WORK TO DO> For the listing underneath, give the count of lines containing the string "unique" and nothing further.

Recorded data>

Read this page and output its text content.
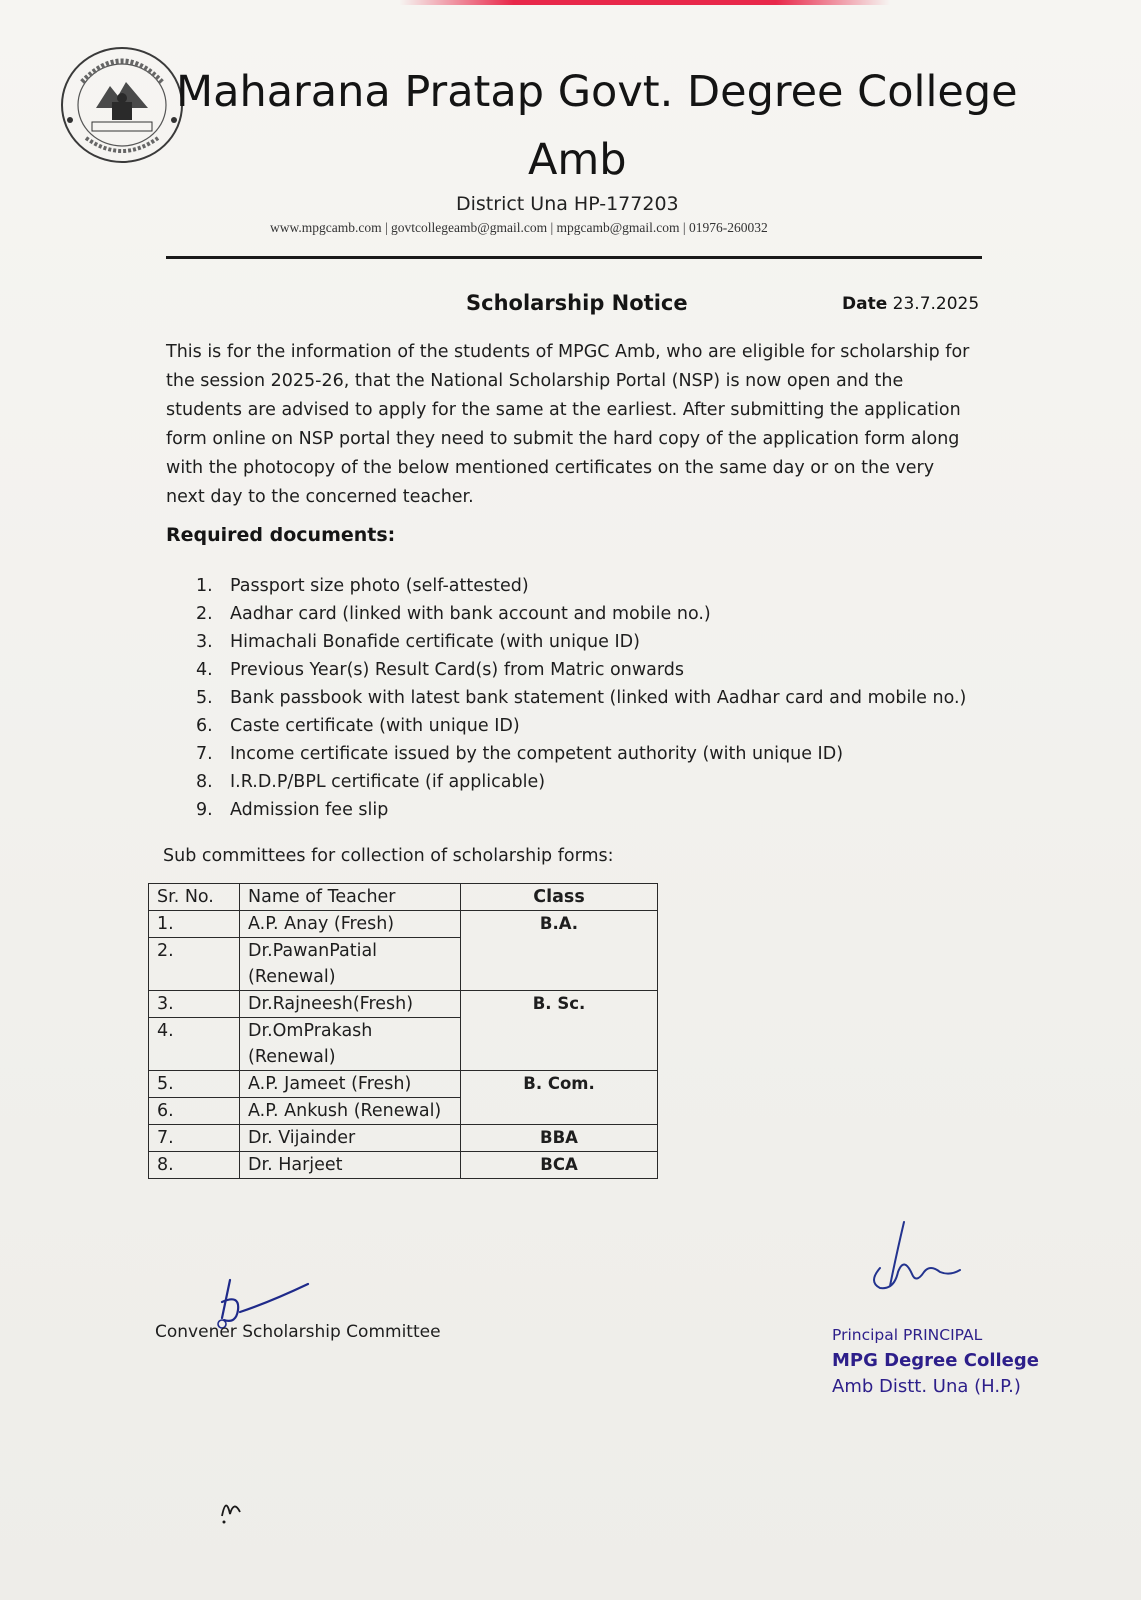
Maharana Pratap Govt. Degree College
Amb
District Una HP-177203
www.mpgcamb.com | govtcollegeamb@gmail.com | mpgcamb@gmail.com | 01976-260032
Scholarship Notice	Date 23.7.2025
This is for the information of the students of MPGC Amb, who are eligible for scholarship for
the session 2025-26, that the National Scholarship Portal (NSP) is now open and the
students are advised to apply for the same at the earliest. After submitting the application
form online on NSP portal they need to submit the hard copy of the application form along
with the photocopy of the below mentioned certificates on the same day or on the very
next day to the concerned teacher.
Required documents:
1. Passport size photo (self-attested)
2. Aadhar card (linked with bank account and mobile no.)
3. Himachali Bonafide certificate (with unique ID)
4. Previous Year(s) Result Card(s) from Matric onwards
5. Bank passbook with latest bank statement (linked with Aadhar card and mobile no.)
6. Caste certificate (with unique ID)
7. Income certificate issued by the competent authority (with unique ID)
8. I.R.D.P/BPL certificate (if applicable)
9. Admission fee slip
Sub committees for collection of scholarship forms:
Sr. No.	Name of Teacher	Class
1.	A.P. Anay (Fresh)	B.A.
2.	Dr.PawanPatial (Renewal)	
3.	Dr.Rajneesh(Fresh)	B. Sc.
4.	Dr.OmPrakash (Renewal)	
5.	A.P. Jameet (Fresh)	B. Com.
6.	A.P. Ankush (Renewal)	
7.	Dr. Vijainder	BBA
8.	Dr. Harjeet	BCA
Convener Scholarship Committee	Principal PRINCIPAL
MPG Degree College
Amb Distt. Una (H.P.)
--
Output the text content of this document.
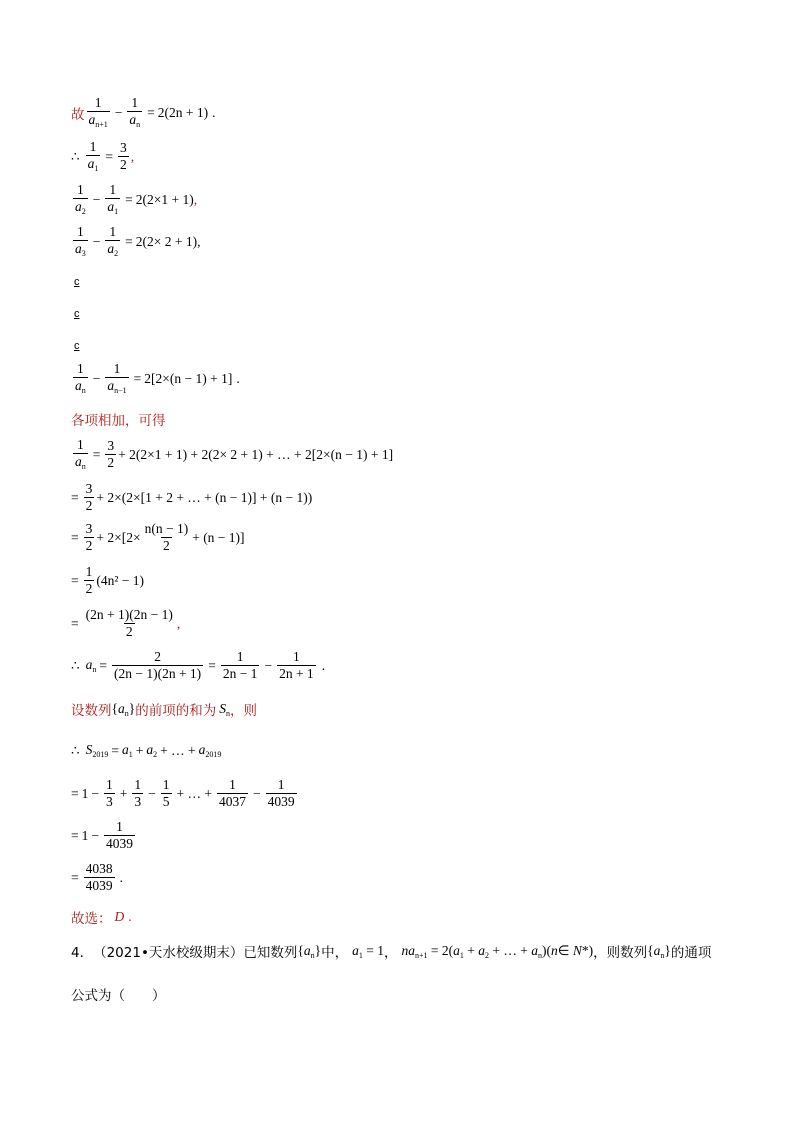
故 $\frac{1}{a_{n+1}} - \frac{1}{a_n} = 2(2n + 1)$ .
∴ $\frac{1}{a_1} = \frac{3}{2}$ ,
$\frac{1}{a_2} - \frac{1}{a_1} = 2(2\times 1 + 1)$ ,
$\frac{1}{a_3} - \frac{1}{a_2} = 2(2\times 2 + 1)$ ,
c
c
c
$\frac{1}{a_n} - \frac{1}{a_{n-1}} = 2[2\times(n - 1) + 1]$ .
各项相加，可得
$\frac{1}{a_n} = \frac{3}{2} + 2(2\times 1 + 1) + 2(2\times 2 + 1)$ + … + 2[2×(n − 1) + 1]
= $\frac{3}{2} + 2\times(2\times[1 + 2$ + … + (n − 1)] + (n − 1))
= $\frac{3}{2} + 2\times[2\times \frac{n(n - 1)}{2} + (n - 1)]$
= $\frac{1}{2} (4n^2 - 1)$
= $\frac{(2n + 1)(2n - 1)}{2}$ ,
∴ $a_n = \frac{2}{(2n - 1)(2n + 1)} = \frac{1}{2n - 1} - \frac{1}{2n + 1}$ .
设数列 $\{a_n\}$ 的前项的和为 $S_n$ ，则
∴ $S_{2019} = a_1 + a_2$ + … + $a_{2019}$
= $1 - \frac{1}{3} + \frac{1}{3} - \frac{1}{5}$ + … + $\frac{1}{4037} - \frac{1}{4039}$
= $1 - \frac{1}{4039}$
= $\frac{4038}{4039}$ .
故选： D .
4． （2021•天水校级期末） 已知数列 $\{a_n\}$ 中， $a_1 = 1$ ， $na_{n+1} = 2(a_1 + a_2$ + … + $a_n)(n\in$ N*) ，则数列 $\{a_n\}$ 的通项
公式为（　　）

TASK OUTPUT> 3